Given problem: Search the data below for the string "Performance". Extract every line that contains it.

Dataset excerpt:
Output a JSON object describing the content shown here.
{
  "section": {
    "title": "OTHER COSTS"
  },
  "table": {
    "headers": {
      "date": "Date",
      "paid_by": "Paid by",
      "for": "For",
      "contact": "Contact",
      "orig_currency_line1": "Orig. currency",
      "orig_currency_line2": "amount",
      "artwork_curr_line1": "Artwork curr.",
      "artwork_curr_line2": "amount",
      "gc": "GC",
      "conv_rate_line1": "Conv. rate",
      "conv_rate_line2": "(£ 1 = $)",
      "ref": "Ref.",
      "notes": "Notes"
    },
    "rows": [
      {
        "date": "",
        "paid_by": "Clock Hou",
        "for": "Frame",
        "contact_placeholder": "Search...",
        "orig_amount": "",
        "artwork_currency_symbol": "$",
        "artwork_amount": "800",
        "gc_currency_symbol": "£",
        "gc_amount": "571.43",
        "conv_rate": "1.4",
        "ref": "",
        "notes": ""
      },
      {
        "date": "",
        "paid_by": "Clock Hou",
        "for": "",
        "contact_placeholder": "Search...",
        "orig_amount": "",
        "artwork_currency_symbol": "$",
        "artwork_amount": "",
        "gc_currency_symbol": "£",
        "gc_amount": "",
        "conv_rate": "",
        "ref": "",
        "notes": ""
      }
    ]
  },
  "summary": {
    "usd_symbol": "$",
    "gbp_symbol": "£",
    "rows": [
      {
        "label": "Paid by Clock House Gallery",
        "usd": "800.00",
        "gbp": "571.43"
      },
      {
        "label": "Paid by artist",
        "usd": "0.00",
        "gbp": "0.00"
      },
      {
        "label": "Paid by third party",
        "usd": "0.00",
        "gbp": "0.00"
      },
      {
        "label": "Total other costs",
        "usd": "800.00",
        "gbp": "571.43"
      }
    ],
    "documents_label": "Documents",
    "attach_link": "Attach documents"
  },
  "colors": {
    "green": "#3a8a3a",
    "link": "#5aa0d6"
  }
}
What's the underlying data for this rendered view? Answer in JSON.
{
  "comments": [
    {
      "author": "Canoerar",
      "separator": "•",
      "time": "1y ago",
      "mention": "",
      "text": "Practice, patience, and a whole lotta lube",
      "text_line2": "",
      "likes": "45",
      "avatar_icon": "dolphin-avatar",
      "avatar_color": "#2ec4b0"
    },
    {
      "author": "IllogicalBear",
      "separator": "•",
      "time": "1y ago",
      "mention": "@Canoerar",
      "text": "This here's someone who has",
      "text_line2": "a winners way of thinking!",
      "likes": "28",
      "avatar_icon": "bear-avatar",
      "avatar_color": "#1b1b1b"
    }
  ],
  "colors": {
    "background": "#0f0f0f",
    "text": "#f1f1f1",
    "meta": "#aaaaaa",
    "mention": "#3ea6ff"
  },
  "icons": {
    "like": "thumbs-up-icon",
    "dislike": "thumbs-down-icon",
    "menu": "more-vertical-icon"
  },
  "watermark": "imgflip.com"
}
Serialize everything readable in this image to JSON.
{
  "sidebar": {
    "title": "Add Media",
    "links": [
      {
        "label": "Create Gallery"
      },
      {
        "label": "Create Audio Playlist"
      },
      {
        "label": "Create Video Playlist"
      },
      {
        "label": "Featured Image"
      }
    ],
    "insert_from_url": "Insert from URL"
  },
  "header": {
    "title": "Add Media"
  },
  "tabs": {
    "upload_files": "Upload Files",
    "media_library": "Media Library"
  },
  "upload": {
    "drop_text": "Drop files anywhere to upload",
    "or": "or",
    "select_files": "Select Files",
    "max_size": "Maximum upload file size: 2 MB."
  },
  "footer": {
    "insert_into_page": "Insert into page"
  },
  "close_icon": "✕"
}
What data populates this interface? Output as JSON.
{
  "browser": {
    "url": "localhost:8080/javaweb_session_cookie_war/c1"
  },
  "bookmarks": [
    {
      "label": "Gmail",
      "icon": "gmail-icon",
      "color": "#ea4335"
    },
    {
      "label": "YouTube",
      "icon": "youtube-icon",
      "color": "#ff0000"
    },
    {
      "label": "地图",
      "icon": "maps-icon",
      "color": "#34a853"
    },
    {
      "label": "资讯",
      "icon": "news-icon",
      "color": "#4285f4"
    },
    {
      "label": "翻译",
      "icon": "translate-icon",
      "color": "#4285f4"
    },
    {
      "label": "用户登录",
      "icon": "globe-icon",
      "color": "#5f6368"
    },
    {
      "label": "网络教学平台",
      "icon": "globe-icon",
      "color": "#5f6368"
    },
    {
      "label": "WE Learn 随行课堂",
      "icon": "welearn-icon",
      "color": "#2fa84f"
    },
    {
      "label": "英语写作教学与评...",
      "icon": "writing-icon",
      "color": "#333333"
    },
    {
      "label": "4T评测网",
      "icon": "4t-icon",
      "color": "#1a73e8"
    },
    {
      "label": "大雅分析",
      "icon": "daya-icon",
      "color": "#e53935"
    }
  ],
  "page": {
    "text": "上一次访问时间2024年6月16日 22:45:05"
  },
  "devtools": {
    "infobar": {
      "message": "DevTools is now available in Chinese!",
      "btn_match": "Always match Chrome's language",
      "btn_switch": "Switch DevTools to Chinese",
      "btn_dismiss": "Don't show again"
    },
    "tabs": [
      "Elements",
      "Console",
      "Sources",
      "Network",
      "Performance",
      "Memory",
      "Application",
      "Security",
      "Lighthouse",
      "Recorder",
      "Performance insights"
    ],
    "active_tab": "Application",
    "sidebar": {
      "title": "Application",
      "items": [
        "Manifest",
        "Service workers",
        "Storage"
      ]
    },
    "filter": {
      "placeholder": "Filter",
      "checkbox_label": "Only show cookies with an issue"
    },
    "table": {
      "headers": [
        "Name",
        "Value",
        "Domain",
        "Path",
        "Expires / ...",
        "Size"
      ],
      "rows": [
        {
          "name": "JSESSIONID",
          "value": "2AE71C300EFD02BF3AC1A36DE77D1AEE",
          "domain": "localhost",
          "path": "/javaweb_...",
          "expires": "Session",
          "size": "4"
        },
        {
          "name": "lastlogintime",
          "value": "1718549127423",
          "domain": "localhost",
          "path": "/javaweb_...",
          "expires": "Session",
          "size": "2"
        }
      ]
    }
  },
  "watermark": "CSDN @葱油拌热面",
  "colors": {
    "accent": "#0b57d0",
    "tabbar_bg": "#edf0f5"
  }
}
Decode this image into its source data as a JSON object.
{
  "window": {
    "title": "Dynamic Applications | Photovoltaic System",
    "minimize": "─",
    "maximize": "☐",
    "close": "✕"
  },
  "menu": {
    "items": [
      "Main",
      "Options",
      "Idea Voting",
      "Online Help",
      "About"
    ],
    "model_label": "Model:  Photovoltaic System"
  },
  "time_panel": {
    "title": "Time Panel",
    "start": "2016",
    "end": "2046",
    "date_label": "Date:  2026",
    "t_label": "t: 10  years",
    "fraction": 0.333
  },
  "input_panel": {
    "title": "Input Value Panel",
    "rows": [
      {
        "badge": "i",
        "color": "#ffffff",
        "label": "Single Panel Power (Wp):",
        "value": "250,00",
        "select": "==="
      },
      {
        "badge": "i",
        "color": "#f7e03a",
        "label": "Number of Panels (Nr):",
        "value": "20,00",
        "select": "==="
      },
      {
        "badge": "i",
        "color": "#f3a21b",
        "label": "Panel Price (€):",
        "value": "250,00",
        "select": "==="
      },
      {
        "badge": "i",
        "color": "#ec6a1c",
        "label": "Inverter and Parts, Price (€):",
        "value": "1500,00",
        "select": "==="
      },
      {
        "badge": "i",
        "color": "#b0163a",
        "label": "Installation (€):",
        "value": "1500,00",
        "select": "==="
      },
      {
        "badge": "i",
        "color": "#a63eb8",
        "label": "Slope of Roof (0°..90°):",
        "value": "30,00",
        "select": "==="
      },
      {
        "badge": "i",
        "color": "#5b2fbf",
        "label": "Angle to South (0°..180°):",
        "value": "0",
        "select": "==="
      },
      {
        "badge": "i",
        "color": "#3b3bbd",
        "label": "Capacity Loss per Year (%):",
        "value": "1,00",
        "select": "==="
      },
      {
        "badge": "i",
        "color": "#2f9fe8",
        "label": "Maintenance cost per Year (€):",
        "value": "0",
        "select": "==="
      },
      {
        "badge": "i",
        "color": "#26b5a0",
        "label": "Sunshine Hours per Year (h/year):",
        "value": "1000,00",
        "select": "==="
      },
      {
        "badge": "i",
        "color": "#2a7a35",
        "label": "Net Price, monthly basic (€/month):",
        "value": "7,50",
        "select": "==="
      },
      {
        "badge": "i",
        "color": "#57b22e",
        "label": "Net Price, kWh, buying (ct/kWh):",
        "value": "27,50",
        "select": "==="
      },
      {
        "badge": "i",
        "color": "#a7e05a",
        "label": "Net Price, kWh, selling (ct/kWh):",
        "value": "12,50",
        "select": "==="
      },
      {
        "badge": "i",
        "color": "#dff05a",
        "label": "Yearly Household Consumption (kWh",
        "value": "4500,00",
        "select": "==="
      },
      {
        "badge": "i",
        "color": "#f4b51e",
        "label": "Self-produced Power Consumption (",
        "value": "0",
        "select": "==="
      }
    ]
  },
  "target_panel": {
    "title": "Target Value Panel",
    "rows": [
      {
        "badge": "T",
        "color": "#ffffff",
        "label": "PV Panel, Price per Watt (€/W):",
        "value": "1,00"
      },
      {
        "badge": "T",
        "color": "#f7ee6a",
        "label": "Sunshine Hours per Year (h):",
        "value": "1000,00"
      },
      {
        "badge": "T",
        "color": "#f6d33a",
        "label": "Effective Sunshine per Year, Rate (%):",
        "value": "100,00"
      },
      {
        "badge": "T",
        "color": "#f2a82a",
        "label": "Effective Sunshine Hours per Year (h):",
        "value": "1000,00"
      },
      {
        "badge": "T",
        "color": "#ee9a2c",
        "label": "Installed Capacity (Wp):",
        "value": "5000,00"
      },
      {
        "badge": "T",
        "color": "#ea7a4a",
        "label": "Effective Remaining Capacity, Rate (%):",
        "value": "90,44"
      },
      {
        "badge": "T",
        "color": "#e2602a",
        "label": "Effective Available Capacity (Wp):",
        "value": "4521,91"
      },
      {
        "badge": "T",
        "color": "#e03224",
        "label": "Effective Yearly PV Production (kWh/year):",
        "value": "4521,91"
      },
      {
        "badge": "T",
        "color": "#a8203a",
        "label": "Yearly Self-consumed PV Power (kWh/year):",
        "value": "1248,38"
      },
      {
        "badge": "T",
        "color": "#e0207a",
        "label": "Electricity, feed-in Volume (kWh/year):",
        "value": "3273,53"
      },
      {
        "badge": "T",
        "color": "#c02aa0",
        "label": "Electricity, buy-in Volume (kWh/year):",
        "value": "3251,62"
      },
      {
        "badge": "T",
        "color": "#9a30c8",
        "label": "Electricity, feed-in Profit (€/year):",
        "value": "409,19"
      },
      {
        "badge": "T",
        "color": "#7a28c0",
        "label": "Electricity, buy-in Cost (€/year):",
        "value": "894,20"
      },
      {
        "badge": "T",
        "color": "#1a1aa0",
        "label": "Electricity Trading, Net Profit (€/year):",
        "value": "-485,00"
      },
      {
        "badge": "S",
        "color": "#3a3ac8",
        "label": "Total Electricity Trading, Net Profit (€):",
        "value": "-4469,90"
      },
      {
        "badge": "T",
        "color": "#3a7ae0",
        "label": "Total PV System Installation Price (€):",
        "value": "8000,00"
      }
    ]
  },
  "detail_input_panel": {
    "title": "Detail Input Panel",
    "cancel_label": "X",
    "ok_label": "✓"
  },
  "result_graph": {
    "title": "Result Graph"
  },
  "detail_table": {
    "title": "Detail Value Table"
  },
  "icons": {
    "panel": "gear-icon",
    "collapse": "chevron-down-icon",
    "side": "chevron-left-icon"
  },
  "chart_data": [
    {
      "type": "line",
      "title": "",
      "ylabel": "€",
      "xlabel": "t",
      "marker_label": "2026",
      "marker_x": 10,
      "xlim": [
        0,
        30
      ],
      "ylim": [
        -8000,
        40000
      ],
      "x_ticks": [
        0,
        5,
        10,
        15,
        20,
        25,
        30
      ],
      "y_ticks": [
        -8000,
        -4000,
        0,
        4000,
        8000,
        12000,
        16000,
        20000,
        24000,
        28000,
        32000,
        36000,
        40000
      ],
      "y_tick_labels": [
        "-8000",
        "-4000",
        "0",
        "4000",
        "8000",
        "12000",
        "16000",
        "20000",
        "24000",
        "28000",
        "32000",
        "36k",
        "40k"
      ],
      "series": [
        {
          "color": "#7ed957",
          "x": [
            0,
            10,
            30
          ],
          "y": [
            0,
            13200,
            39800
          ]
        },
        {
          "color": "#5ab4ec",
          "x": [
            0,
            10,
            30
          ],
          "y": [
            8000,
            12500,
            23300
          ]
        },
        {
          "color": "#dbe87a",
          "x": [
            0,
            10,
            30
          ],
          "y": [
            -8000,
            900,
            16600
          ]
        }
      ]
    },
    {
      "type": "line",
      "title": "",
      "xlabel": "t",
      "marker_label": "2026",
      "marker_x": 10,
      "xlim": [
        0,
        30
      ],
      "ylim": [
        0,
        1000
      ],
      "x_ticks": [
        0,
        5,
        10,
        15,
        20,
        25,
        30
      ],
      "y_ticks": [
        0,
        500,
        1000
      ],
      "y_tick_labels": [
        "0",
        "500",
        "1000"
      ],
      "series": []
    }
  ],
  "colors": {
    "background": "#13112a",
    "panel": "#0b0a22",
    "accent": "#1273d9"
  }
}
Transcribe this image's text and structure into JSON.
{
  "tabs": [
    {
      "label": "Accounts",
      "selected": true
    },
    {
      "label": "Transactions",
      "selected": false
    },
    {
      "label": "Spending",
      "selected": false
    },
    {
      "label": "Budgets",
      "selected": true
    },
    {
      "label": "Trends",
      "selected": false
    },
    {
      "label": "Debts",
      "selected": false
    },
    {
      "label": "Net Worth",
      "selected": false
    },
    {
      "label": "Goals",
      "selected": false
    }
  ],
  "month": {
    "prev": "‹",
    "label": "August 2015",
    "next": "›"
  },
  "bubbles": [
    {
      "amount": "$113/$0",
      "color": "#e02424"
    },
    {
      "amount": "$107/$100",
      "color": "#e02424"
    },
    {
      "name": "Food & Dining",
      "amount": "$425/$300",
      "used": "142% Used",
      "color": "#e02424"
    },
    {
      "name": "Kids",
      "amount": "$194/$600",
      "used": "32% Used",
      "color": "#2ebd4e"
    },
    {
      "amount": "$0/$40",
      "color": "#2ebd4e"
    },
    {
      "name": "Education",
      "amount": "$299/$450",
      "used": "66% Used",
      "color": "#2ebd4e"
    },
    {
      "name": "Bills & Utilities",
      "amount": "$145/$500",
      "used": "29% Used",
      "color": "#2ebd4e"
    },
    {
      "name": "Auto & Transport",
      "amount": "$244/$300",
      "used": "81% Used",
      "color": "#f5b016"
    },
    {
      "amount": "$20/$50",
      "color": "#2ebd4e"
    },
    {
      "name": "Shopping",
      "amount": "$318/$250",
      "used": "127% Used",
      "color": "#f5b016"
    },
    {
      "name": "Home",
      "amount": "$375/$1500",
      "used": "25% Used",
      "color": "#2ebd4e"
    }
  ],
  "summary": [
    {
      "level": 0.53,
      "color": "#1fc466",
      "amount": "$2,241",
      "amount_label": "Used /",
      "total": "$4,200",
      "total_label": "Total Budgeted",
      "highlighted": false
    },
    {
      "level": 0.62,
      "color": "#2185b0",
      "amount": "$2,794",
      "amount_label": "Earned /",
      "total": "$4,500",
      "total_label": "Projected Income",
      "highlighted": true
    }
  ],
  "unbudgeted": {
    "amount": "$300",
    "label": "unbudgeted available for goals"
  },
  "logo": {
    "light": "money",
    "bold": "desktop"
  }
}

The result:
      "Performance",
      "Performance insights"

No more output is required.